Records:

=-=-=-=-=

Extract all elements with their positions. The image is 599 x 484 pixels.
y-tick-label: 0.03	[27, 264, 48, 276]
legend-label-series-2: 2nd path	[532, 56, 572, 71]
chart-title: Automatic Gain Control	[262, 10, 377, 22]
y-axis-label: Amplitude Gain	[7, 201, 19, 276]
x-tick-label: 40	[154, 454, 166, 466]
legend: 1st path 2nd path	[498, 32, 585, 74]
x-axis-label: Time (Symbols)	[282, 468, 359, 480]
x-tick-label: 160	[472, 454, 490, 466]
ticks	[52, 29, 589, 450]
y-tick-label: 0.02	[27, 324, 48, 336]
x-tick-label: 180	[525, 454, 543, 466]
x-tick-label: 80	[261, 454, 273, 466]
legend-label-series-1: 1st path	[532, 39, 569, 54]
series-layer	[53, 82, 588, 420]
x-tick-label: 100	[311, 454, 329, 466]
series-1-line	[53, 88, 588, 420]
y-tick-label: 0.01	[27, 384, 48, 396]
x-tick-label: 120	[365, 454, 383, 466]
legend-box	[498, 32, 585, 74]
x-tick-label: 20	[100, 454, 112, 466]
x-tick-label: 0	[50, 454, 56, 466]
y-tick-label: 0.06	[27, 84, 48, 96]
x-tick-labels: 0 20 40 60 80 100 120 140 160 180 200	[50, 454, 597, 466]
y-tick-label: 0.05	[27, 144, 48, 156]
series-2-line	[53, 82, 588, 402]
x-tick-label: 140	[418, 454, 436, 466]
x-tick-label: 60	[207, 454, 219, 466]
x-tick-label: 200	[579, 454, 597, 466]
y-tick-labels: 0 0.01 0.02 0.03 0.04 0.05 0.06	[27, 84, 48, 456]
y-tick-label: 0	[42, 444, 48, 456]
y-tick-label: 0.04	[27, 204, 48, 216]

=-=-=-=-=

▶ **TASK DESCRIPTION**
Replace "Amplitude Gain" with "Signal Gain" in the lines above from the first one through the line containing "454, 166, 466]", and give those lines again with nothing else changed.

▶ **WRITTEN SOLUTION**
Extract all elements with their positions. The image is 599 x 484 pixels.
y-tick-label: 0.03	[27, 264, 48, 276]
legend-label-series-2: 2nd path	[532, 56, 572, 71]
chart-title: Automatic Gain Control	[262, 10, 377, 22]
y-axis-label: Signal Gain	[7, 201, 19, 276]
x-tick-label: 40	[154, 454, 166, 466]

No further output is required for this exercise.